## TASK INSTRUCTIONS
Where a line contains the string "screenshot", copy that line.
- - - -
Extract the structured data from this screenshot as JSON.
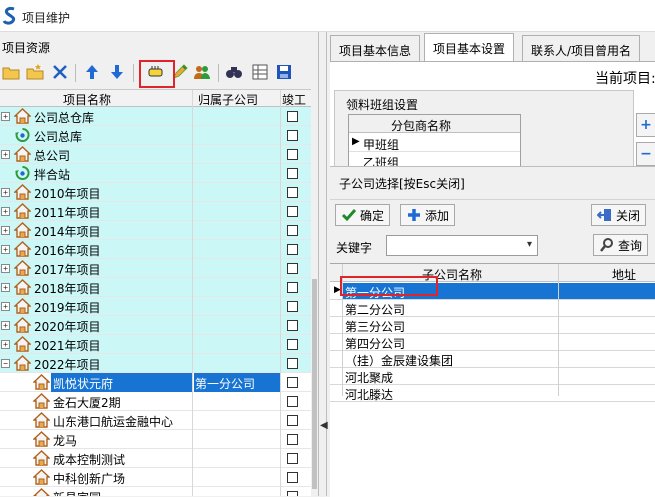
{
  "window": {
    "title": "项目维护",
    "icon": "app-logo-icon"
  },
  "left": {
    "header": "项目资源",
    "toolbar": [
      "open-folder-icon",
      "add-folder-icon",
      "delete-icon",
      "arrow-up-icon",
      "arrow-down-icon",
      "pointer-tool-icon",
      "edit-pencil-icon",
      "users-icon",
      "find-icon",
      "grid-icon",
      "save-icon"
    ],
    "columns": {
      "name": "项目名称",
      "sub": "归属子公司",
      "done": "竣工"
    },
    "rows": [
      {
        "name": "公司总仓库",
        "sub": "",
        "cyan": true,
        "level": 0,
        "exp": "+",
        "icon": "house"
      },
      {
        "name": "公司总库",
        "sub": "",
        "cyan": true,
        "level": 0,
        "exp": "",
        "icon": "cycle"
      },
      {
        "name": "总公司",
        "sub": "",
        "cyan": true,
        "level": 0,
        "exp": "+",
        "icon": "house"
      },
      {
        "name": "拌合站",
        "sub": "",
        "cyan": true,
        "level": 0,
        "exp": "",
        "icon": "cycle"
      },
      {
        "name": "2010年项目",
        "sub": "",
        "cyan": true,
        "level": 0,
        "exp": "+",
        "icon": "house"
      },
      {
        "name": "2011年项目",
        "sub": "",
        "cyan": true,
        "level": 0,
        "exp": "+",
        "icon": "house"
      },
      {
        "name": "2014年项目",
        "sub": "",
        "cyan": true,
        "level": 0,
        "exp": "+",
        "icon": "house"
      },
      {
        "name": "2016年项目",
        "sub": "",
        "cyan": true,
        "level": 0,
        "exp": "+",
        "icon": "house"
      },
      {
        "name": "2017年项目",
        "sub": "",
        "cyan": true,
        "level": 0,
        "exp": "+",
        "icon": "house"
      },
      {
        "name": "2018年项目",
        "sub": "",
        "cyan": true,
        "level": 0,
        "exp": "+",
        "icon": "house"
      },
      {
        "name": "2019年项目",
        "sub": "",
        "cyan": true,
        "level": 0,
        "exp": "+",
        "icon": "house"
      },
      {
        "name": "2020年项目",
        "sub": "",
        "cyan": true,
        "level": 0,
        "exp": "+",
        "icon": "house"
      },
      {
        "name": "2021年项目",
        "sub": "",
        "cyan": true,
        "level": 0,
        "exp": "+",
        "icon": "house"
      },
      {
        "name": "2022年项目",
        "sub": "",
        "cyan": true,
        "level": 0,
        "exp": "-",
        "icon": "house"
      },
      {
        "name": "凯悦状元府",
        "sub": "第一分公司",
        "cyan": false,
        "level": 1,
        "exp": "",
        "icon": "house",
        "selected": true
      },
      {
        "name": "金石大厦2期",
        "sub": "",
        "cyan": false,
        "level": 1,
        "exp": "",
        "icon": "house"
      },
      {
        "name": "山东港口航运金融中心",
        "sub": "",
        "cyan": false,
        "level": 1,
        "exp": "",
        "icon": "house"
      },
      {
        "name": "龙马",
        "sub": "",
        "cyan": false,
        "level": 1,
        "exp": "",
        "icon": "house"
      },
      {
        "name": "成本控制测试",
        "sub": "",
        "cyan": false,
        "level": 1,
        "exp": "",
        "icon": "house"
      },
      {
        "name": "中科创新广场",
        "sub": "",
        "cyan": false,
        "level": 1,
        "exp": "",
        "icon": "house"
      },
      {
        "name": "新昌家园",
        "sub": "",
        "cyan": false,
        "level": 1,
        "exp": "",
        "icon": "house"
      }
    ]
  },
  "tabs": [
    "项目基本信息",
    "项目基本设置",
    "联系人/项目曾用名"
  ],
  "active_tab": 1,
  "right": {
    "current_project_label": "当前项目:",
    "lingliao": {
      "label": "领料班组设置",
      "column": "分包商名称",
      "rows": [
        "甲班组",
        "乙班组"
      ]
    },
    "side_buttons": [
      "+",
      "−"
    ]
  },
  "dialog": {
    "title": "子公司选择[按Esc关闭]",
    "confirm": "确定",
    "add": "添加",
    "close": "关闭",
    "keyword_label": "关键字",
    "keyword_value": "",
    "query": "查询",
    "columns": {
      "name": "子公司名称",
      "addr": "地址"
    },
    "rows": [
      "第一分公司",
      "第二分公司",
      "第三分公司",
      "第四分公司",
      "（挂）金辰建设集团",
      "河北聚成",
      "河北滕达"
    ],
    "selected": 0
  },
  "colors": {
    "selection": "#1874d2",
    "cyan_row": "#ccf7f7",
    "highlight_box": "#e0242b"
  }
}
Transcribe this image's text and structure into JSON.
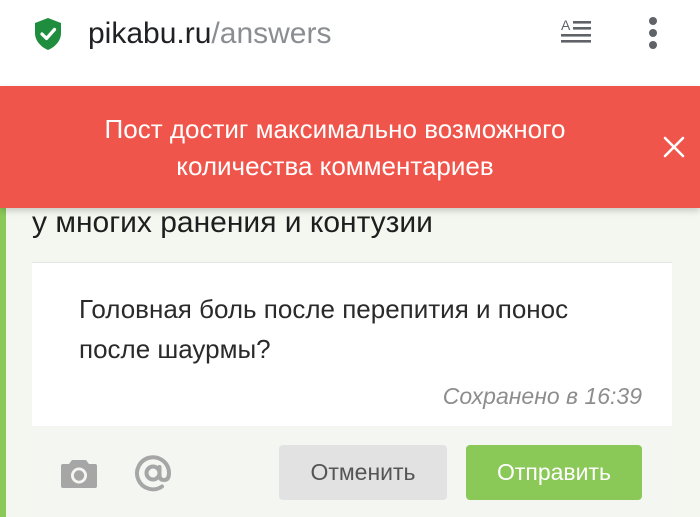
{
  "browser": {
    "url_host": "pikabu.ru",
    "url_path": "/answers",
    "icons": [
      "shield-check-icon",
      "reader-mode-icon",
      "more-vert-icon"
    ]
  },
  "banner": {
    "line1": "Пост достиг максимально возможного",
    "line2": "количества комментариев",
    "close_icon": "close-icon",
    "color": "#f0554b"
  },
  "post": {
    "heading": "у многих ранения и контузии"
  },
  "comment_form": {
    "text_line1": "Головная боль после перепития и понос",
    "text_line2": "после шаурмы?",
    "saved_status": "Сохранено в 16:39",
    "camera_icon": "camera-icon",
    "mention_icon": "at-sign-icon",
    "cancel_label": "Отменить",
    "send_label": "Отправить",
    "accent_color": "#8ac858"
  }
}
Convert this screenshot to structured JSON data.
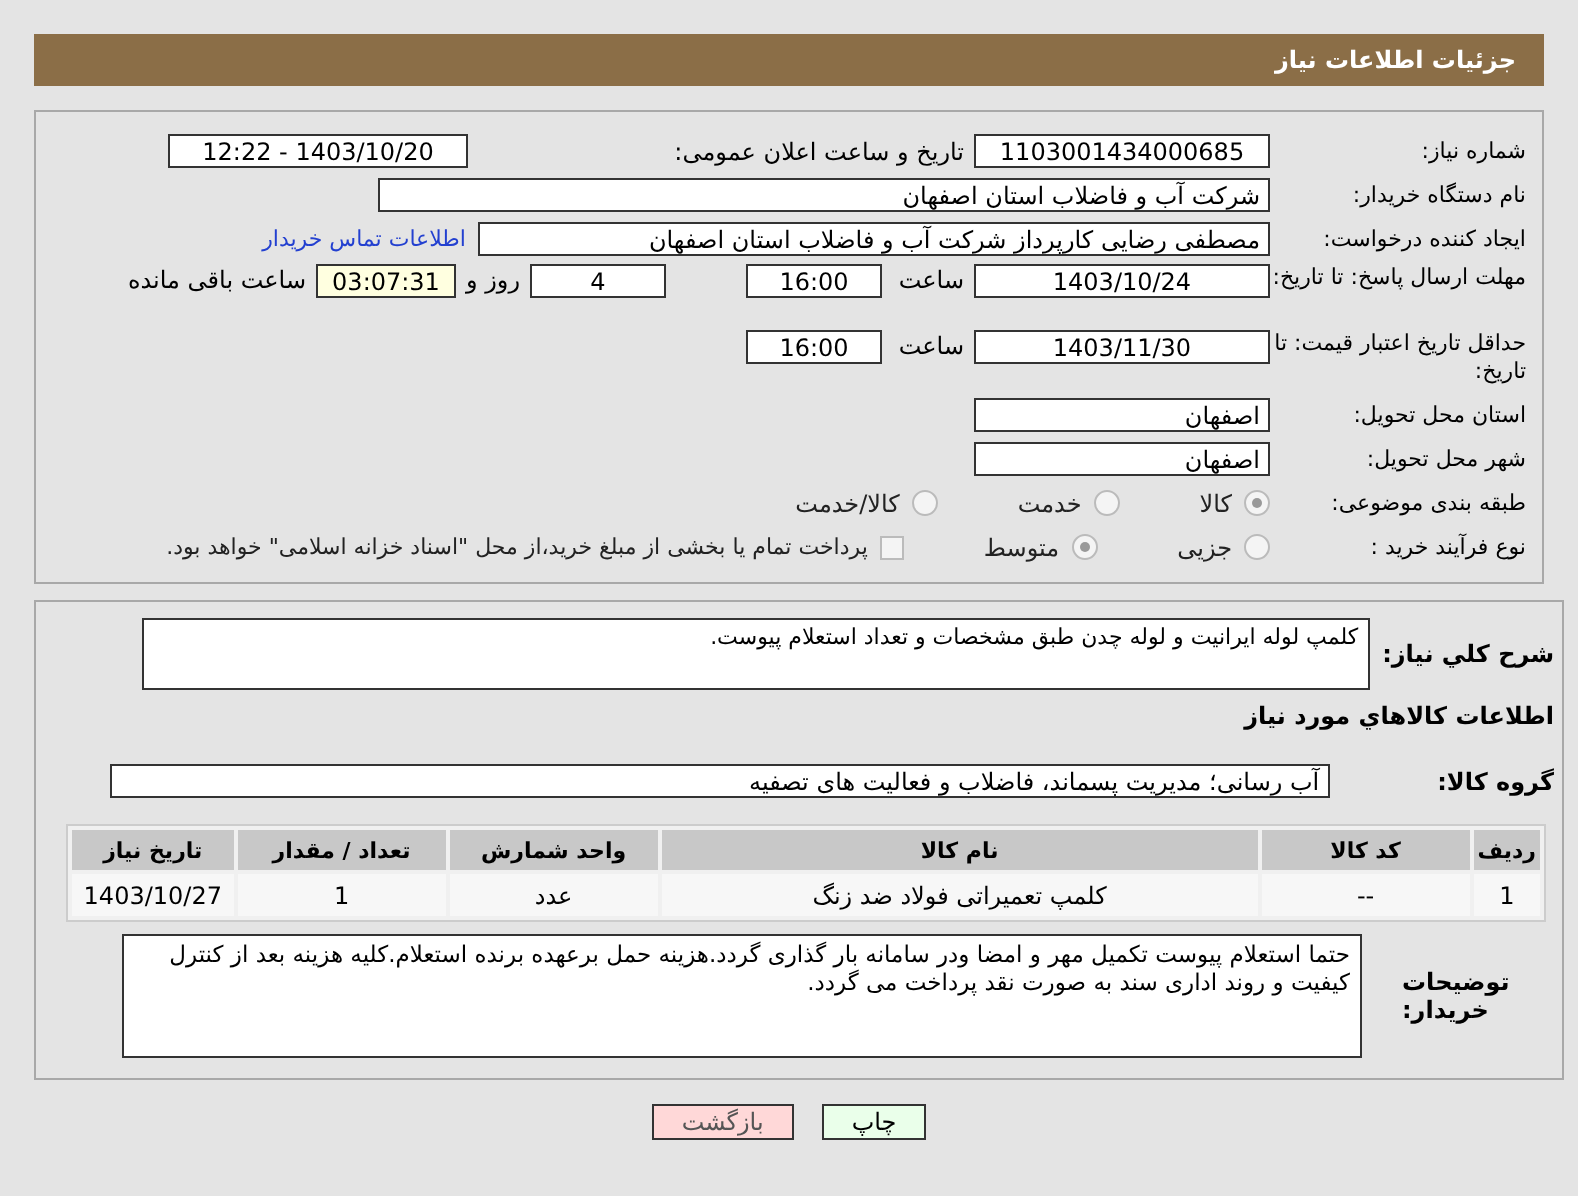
{
  "header": {
    "title": "جزئیات اطلاعات نیاز"
  },
  "need_number": {
    "label": "شماره نیاز:",
    "value": "1103001434000685"
  },
  "announce": {
    "label": "تاریخ و ساعت اعلان عمومی:",
    "value": "1403/10/20 - 12:22"
  },
  "buyer_org": {
    "label": "نام دستگاه خریدار:",
    "value": "شرکت آب و فاضلاب استان اصفهان"
  },
  "requester": {
    "label": "ایجاد کننده درخواست:",
    "value": "مصطفی رضایی کارپرداز شرکت آب و فاضلاب استان اصفهان",
    "link": "اطلاعات تماس خریدار"
  },
  "reply_deadline": {
    "label": "مهلت ارسال پاسخ: تا تاریخ:",
    "date": "1403/10/24",
    "time_label": "ساعت",
    "time": "16:00",
    "days": "4",
    "days_label": "روز و",
    "remaining": "03:07:31",
    "remaining_label": "ساعت باقی مانده"
  },
  "price_validity": {
    "label": "حداقل تاریخ اعتبار قیمت: تا تاریخ:",
    "date": "1403/11/30",
    "time_label": "ساعت",
    "time": "16:00"
  },
  "province": {
    "label": "استان محل تحویل:",
    "value": "اصفهان"
  },
  "city": {
    "label": "شهر محل تحویل:",
    "value": "اصفهان"
  },
  "category": {
    "label": "طبقه بندی موضوعی:",
    "options": [
      {
        "label": "کالا",
        "selected": true
      },
      {
        "label": "خدمت",
        "selected": false
      },
      {
        "label": "کالا/خدمت",
        "selected": false
      }
    ]
  },
  "process": {
    "label": "نوع فرآیند خرید :",
    "options": [
      {
        "label": "جزیی",
        "selected": false
      },
      {
        "label": "متوسط",
        "selected": true
      }
    ],
    "payment": {
      "label": "پرداخت تمام یا بخشی از مبلغ خرید،از محل \"اسناد خزانه اسلامی\" خواهد بود.",
      "checked": false
    }
  },
  "description": {
    "label": "شرح کلي نياز:",
    "value": "کلمپ لوله ایرانیت و لوله چدن طبق مشخصات و تعداد استعلام پیوست."
  },
  "items_title": "اطلاعات کالاهاي مورد نياز",
  "goods_group": {
    "label": "گروه کالا:",
    "value": "آب رسانی؛ مدیریت پسماند، فاضلاب و فعالیت های تصفیه"
  },
  "table": {
    "columns": [
      "ردیف",
      "کد کالا",
      "نام کالا",
      "واحد شمارش",
      "تعداد / مقدار",
      "تاریخ نیاز"
    ],
    "rows": [
      [
        "1",
        "--",
        "کلمپ تعمیراتی فولاد ضد زنگ",
        "عدد",
        "1",
        "1403/10/27"
      ]
    ]
  },
  "buyer_notes": {
    "label": "توضیحات خریدار:",
    "value": "حتما استعلام پیوست تکمیل مهر و امضا ودر سامانه بار گذاری گردد.هزینه حمل برعهده برنده استعلام.کلیه هزینه بعد از کنترل کیفیت و روند اداری سند به صورت نقد پرداخت می گردد."
  },
  "buttons": [
    {
      "label": "چاپ",
      "kind": "print"
    },
    {
      "label": "بازگشت",
      "kind": "back"
    }
  ]
}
- - - -
## THE ANSWER
Extract the structured data from this screenshot as JSON.
Convert this screenshot to structured JSON data.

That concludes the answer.